(Entries taken from a collection)
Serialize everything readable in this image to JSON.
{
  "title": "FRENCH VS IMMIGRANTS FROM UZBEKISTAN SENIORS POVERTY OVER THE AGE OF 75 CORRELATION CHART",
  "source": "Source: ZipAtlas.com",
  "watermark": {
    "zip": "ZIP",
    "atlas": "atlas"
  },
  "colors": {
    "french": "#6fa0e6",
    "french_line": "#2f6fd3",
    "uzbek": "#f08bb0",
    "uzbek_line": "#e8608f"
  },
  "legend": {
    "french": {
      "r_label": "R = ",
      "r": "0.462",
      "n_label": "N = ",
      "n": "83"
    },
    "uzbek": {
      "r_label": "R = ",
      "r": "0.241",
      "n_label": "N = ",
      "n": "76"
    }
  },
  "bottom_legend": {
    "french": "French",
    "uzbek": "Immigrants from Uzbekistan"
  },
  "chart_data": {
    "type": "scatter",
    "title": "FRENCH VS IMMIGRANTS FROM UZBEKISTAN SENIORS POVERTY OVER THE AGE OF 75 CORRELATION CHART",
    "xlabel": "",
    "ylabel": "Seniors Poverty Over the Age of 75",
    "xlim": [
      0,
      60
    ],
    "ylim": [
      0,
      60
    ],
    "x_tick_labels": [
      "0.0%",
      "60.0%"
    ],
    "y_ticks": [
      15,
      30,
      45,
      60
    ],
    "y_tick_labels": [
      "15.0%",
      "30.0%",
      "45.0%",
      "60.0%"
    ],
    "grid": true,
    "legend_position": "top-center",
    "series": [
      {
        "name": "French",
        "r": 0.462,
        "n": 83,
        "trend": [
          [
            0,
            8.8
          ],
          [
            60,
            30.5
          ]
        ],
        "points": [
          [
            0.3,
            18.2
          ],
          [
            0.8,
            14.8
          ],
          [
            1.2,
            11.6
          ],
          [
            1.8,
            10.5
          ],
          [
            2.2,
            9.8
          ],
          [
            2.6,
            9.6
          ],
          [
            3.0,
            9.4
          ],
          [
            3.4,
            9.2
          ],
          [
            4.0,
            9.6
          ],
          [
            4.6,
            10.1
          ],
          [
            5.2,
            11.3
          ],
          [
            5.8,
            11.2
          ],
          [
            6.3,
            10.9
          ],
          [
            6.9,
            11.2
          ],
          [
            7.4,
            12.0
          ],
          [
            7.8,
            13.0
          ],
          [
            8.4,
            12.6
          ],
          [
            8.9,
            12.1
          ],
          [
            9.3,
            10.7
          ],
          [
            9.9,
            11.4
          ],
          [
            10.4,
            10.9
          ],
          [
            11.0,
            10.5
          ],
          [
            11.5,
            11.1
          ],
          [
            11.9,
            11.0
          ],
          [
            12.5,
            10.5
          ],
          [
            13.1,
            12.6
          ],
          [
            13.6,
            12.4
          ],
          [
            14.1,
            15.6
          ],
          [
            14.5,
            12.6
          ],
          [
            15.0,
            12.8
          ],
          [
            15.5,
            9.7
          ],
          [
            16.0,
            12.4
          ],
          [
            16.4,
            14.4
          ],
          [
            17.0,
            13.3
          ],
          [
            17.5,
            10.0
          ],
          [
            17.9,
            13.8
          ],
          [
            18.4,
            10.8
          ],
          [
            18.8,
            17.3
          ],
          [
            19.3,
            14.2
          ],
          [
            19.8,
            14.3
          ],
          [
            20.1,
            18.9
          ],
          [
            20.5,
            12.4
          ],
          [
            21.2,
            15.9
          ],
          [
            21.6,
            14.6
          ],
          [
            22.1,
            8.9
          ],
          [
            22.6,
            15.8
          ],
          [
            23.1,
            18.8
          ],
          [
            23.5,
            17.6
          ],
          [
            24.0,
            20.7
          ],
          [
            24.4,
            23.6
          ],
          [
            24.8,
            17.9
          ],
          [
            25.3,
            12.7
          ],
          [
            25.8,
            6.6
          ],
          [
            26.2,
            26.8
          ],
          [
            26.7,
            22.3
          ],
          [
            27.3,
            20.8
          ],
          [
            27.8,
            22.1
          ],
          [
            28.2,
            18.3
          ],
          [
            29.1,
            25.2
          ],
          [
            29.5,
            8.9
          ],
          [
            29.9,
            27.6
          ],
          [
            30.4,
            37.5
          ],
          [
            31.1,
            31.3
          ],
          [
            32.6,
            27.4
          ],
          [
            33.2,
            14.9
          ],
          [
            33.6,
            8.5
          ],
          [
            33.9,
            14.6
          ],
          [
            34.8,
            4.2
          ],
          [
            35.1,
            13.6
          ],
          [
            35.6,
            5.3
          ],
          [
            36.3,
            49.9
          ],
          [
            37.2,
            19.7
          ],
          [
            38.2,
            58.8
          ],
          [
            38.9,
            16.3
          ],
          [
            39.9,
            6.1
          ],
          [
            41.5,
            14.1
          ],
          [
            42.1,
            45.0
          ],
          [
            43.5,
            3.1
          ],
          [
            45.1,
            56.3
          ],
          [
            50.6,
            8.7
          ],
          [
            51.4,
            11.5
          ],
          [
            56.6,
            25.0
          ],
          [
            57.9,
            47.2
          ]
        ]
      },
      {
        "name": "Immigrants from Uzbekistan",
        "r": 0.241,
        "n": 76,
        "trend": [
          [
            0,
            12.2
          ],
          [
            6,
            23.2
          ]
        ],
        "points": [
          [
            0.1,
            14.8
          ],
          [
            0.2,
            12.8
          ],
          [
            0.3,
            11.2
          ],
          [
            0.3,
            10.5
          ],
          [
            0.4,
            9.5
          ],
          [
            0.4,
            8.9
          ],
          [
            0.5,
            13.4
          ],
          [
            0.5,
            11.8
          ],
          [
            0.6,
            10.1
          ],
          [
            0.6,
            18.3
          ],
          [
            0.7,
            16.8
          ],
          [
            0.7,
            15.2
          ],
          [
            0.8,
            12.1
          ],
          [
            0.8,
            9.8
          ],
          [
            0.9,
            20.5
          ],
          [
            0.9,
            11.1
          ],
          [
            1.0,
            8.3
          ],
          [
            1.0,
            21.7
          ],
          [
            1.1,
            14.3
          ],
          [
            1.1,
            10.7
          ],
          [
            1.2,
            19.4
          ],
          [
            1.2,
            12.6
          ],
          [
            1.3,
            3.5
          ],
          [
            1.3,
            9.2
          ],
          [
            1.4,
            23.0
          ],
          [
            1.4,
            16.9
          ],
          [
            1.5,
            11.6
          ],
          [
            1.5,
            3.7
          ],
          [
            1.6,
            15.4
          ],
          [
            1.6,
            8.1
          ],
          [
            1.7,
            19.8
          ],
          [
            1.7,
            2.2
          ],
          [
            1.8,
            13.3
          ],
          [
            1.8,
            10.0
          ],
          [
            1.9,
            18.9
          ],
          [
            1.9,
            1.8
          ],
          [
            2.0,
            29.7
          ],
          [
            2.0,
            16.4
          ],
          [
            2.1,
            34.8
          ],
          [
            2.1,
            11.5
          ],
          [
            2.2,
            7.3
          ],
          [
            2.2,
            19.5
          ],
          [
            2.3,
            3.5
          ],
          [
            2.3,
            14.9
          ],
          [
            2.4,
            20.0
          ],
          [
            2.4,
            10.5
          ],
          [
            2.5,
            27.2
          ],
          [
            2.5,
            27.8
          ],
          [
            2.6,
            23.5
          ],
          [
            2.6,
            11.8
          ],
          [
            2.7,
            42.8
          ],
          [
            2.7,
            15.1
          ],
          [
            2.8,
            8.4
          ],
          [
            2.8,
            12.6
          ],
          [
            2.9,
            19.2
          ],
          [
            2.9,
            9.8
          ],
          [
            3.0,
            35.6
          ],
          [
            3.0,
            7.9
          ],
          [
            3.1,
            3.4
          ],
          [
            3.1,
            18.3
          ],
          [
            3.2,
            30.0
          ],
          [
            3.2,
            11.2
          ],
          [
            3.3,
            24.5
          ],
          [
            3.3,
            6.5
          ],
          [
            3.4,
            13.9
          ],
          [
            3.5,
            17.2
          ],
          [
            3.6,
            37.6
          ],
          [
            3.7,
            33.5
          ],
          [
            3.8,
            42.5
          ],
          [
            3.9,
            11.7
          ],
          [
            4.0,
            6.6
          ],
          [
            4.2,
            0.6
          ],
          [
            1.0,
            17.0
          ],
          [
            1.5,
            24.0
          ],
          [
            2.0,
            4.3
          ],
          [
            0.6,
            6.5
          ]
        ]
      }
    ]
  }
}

_The exercise_. Copy out all lines above that include the string "name".

_Reply to the exercise_.
        "name": "French",
        "name": "Immigrants from Uzbekistan",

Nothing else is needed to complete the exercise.